--- Start ---
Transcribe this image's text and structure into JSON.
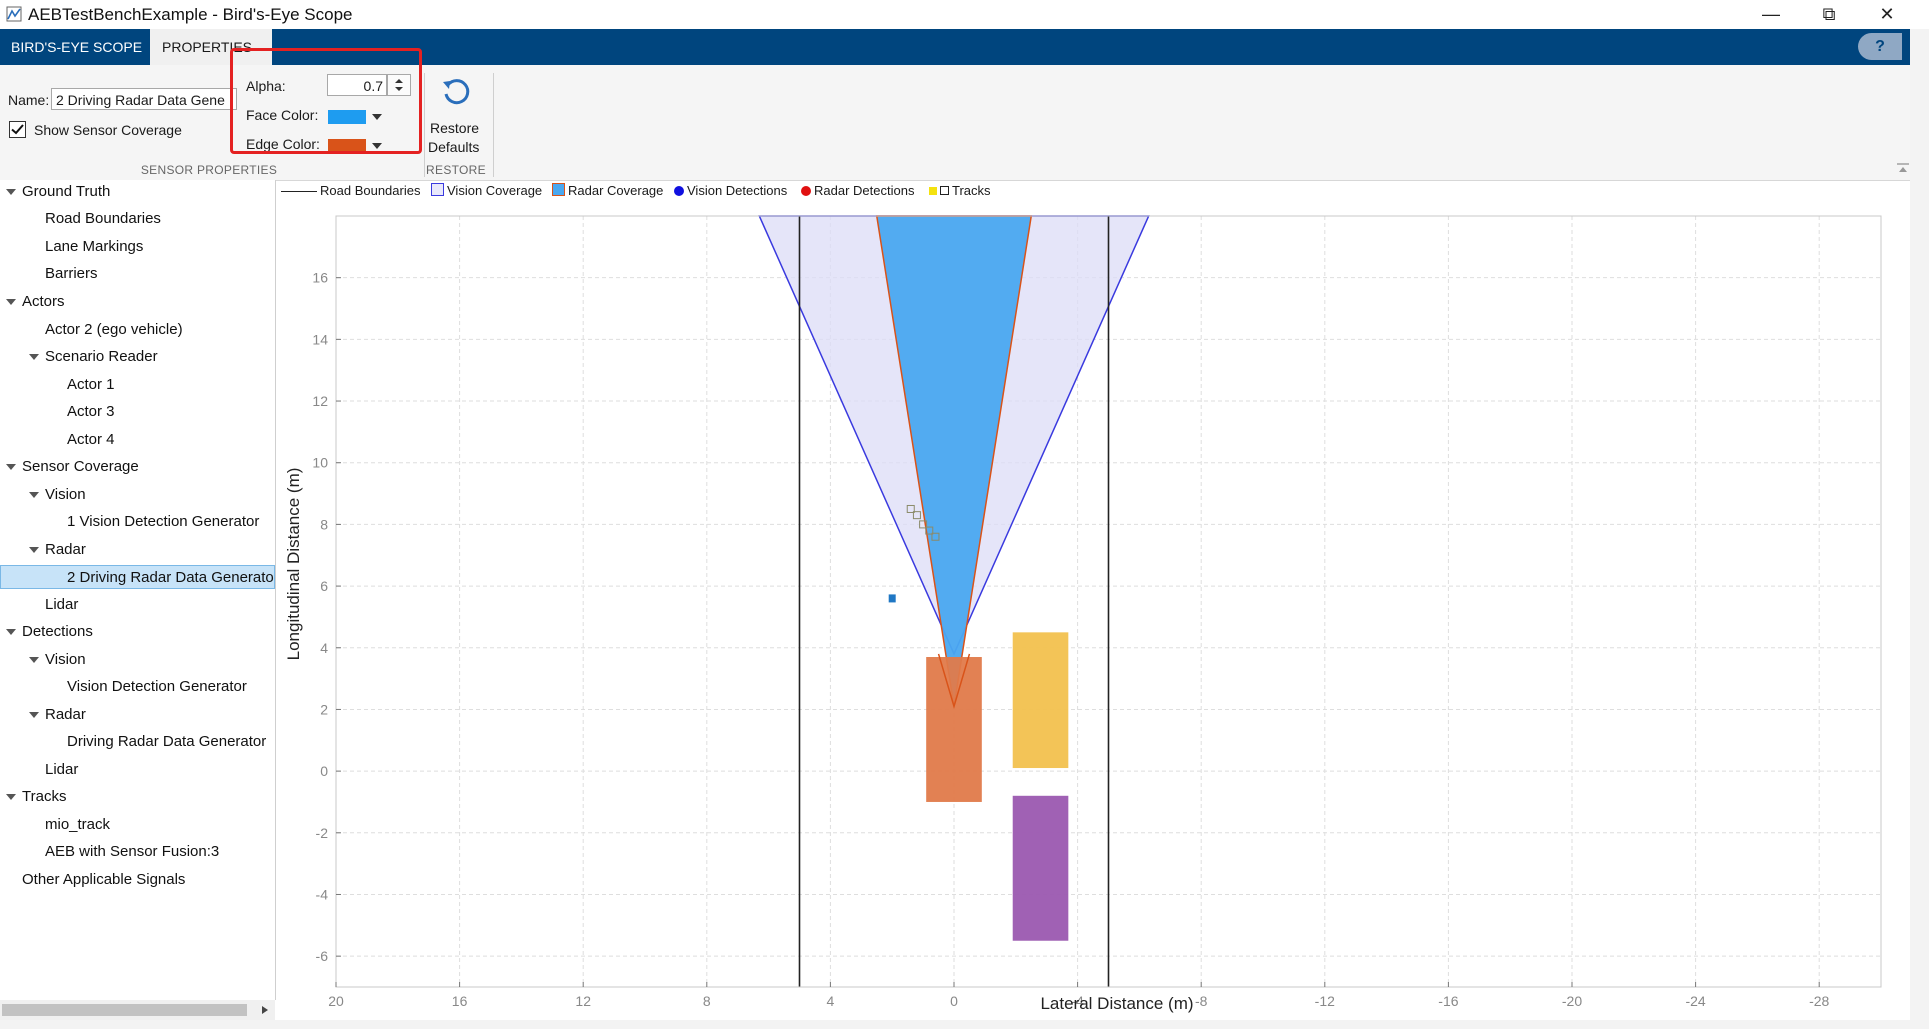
{
  "window": {
    "title": "AEBTestBenchExample - Bird's-Eye Scope",
    "minimize": "—",
    "maximize": "⧉",
    "close": "✕"
  },
  "tabs": [
    {
      "label": "BIRD'S-EYE SCOPE",
      "active": false
    },
    {
      "label": "PROPERTIES",
      "active": true
    }
  ],
  "help_label": "?",
  "sensor_properties": {
    "name_label": "Name:",
    "name_value": "2 Driving Radar Data Gene",
    "show_coverage_label": "Show Sensor Coverage",
    "show_coverage_checked": true,
    "alpha_label": "Alpha:",
    "alpha_value": "0.7",
    "face_color_label": "Face Color:",
    "face_color": "#1e9cf0",
    "edge_color_label": "Edge Color:",
    "edge_color": "#d95319",
    "section_label": "SENSOR PROPERTIES"
  },
  "restore": {
    "button_line1": "Restore",
    "button_line2": "Defaults",
    "section_label": "RESTORE"
  },
  "tree": {
    "ground_truth": "Ground Truth",
    "road_boundaries": "Road Boundaries",
    "lane_markings": "Lane Markings",
    "barriers": "Barriers",
    "actors": "Actors",
    "actor2": "Actor 2 (ego vehicle)",
    "scenario_reader": "Scenario Reader",
    "actor1": "Actor 1",
    "actor3": "Actor 3",
    "actor4": "Actor 4",
    "sensor_coverage": "Sensor Coverage",
    "cov_vision": "Vision",
    "cov_vision_gen": "1 Vision Detection Generator",
    "cov_radar": "Radar",
    "cov_radar_gen": "2 Driving Radar Data Generato",
    "cov_lidar": "Lidar",
    "detections": "Detections",
    "det_vision": "Vision",
    "det_vision_gen": "Vision Detection Generator",
    "det_radar": "Radar",
    "det_radar_gen": "Driving Radar Data Generator",
    "det_lidar": "Lidar",
    "tracks": "Tracks",
    "mio_track": "mio_track",
    "aeb_fusion": "AEB with Sensor Fusion:3",
    "other_signals": "Other Applicable Signals"
  },
  "legend": {
    "road_boundaries": "Road Boundaries",
    "vision_coverage": "Vision Coverage",
    "radar_coverage": "Radar Coverage",
    "vision_detections": "Vision Detections",
    "radar_detections": "Radar Detections",
    "tracks": "Tracks"
  },
  "chart_data": {
    "type": "scatter",
    "xlabel": "Lateral Distance (m)",
    "ylabel": "Longitudinal Distance (m)",
    "xlim": [
      20,
      -30
    ],
    "ylim": [
      -7,
      18
    ],
    "x_reversed": true,
    "xticks": [
      20,
      16,
      12,
      8,
      4,
      0,
      -4,
      -8,
      -12,
      -16,
      -20,
      -24,
      -28
    ],
    "yticks": [
      -6,
      -4,
      -2,
      0,
      2,
      4,
      6,
      8,
      10,
      12,
      14,
      16
    ],
    "grid": true,
    "road_boundaries": [
      {
        "x": 5,
        "y": [
          -7,
          18
        ]
      },
      {
        "x": -5,
        "y": [
          -7,
          18
        ]
      }
    ],
    "vision_coverage": {
      "origin": [
        0,
        3.8
      ],
      "left_edge_at_top": [
        6.3,
        18
      ],
      "right_edge_at_top": [
        -6.3,
        18
      ],
      "color": "#dcdcf7",
      "edge": "#3a3adf"
    },
    "radar_coverage": {
      "origin": [
        0,
        2.1
      ],
      "left_edge_at_top": [
        2.5,
        18
      ],
      "right_edge_at_top": [
        -2.5,
        18
      ],
      "color": "#4aa8f0",
      "edge": "#d95319"
    },
    "actors": [
      {
        "name": "ego",
        "x": [
          0.9,
          -0.9
        ],
        "y": [
          -1.0,
          3.7
        ],
        "color": "#e07a4a"
      },
      {
        "name": "yellow",
        "x": [
          -1.9,
          -3.7
        ],
        "y": [
          0.1,
          4.5
        ],
        "color": "#f2c14e"
      },
      {
        "name": "purple",
        "x": [
          -1.9,
          -3.7
        ],
        "y": [
          -5.5,
          -0.8
        ],
        "color": "#9b59b0"
      }
    ],
    "radar_detection_points": [
      {
        "x": 2.0,
        "y": 5.6
      }
    ],
    "tracks": [
      {
        "x": 1.4,
        "y": 8.5
      },
      {
        "x": 1.2,
        "y": 8.3
      },
      {
        "x": 1.0,
        "y": 8.0
      },
      {
        "x": 0.8,
        "y": 7.8
      },
      {
        "x": 0.6,
        "y": 7.6
      }
    ]
  }
}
--- End ---
_What you need to do_.
Transcribe all of the material exactly, leaving out whatever pictures it contains.

_Answer_.
Transcribe this image's text and structure into JSON.
{
  "window": {
    "title": "AEBTestBenchExample - Bird's-Eye Scope",
    "minimize": "—",
    "maximize": "⧉",
    "close": "✕"
  },
  "tabs": [
    {
      "label": "BIRD'S-EYE SCOPE",
      "active": false
    },
    {
      "label": "PROPERTIES",
      "active": true
    }
  ],
  "help_label": "?",
  "sensor_properties": {
    "name_label": "Name:",
    "name_value": "2 Driving Radar Data Gene",
    "show_coverage_label": "Show Sensor Coverage",
    "show_coverage_checked": true,
    "alpha_label": "Alpha:",
    "alpha_value": "0.7",
    "face_color_label": "Face Color:",
    "face_color": "#1e9cf0",
    "edge_color_label": "Edge Color:",
    "edge_color": "#d95319",
    "section_label": "SENSOR PROPERTIES"
  },
  "restore": {
    "button_line1": "Restore",
    "button_line2": "Defaults",
    "section_label": "RESTORE"
  },
  "tree": {
    "ground_truth": "Ground Truth",
    "road_boundaries": "Road Boundaries",
    "lane_markings": "Lane Markings",
    "barriers": "Barriers",
    "actors": "Actors",
    "actor2": "Actor 2 (ego vehicle)",
    "scenario_reader": "Scenario Reader",
    "actor1": "Actor 1",
    "actor3": "Actor 3",
    "actor4": "Actor 4",
    "sensor_coverage": "Sensor Coverage",
    "cov_vision": "Vision",
    "cov_vision_gen": "1 Vision Detection Generator",
    "cov_radar": "Radar",
    "cov_radar_gen": "2 Driving Radar Data Generato",
    "cov_lidar": "Lidar",
    "detections": "Detections",
    "det_vision": "Vision",
    "det_vision_gen": "Vision Detection Generator",
    "det_radar": "Radar",
    "det_radar_gen": "Driving Radar Data Generator",
    "det_lidar": "Lidar",
    "tracks": "Tracks",
    "mio_track": "mio_track",
    "aeb_fusion": "AEB with Sensor Fusion:3",
    "other_signals": "Other Applicable Signals"
  },
  "legend": {
    "road_boundaries": "Road Boundaries",
    "vision_coverage": "Vision Coverage",
    "radar_coverage": "Radar Coverage",
    "vision_detections": "Vision Detections",
    "radar_detections": "Radar Detections",
    "tracks": "Tracks"
  },
  "chart_data": {
    "type": "scatter",
    "xlabel": "Lateral Distance (m)",
    "ylabel": "Longitudinal Distance (m)",
    "xlim": [
      20,
      -30
    ],
    "ylim": [
      -7,
      18
    ],
    "x_reversed": true,
    "xticks": [
      20,
      16,
      12,
      8,
      4,
      0,
      -4,
      -8,
      -12,
      -16,
      -20,
      -24,
      -28
    ],
    "yticks": [
      -6,
      -4,
      -2,
      0,
      2,
      4,
      6,
      8,
      10,
      12,
      14,
      16
    ],
    "grid": true,
    "road_boundaries": [
      {
        "x": 5,
        "y": [
          -7,
          18
        ]
      },
      {
        "x": -5,
        "y": [
          -7,
          18
        ]
      }
    ],
    "vision_coverage": {
      "origin": [
        0,
        3.8
      ],
      "left_edge_at_top": [
        6.3,
        18
      ],
      "right_edge_at_top": [
        -6.3,
        18
      ],
      "color": "#dcdcf7",
      "edge": "#3a3adf"
    },
    "radar_coverage": {
      "origin": [
        0,
        2.1
      ],
      "left_edge_at_top": [
        2.5,
        18
      ],
      "right_edge_at_top": [
        -2.5,
        18
      ],
      "color": "#4aa8f0",
      "edge": "#d95319"
    },
    "actors": [
      {
        "name": "ego",
        "x": [
          0.9,
          -0.9
        ],
        "y": [
          -1.0,
          3.7
        ],
        "color": "#e07a4a"
      },
      {
        "name": "yellow",
        "x": [
          -1.9,
          -3.7
        ],
        "y": [
          0.1,
          4.5
        ],
        "color": "#f2c14e"
      },
      {
        "name": "purple",
        "x": [
          -1.9,
          -3.7
        ],
        "y": [
          -5.5,
          -0.8
        ],
        "color": "#9b59b0"
      }
    ],
    "radar_detection_points": [
      {
        "x": 2.0,
        "y": 5.6
      }
    ],
    "tracks": [
      {
        "x": 1.4,
        "y": 8.5
      },
      {
        "x": 1.2,
        "y": 8.3
      },
      {
        "x": 1.0,
        "y": 8.0
      },
      {
        "x": 0.8,
        "y": 7.8
      },
      {
        "x": 0.6,
        "y": 7.6
      }
    ]
  }
}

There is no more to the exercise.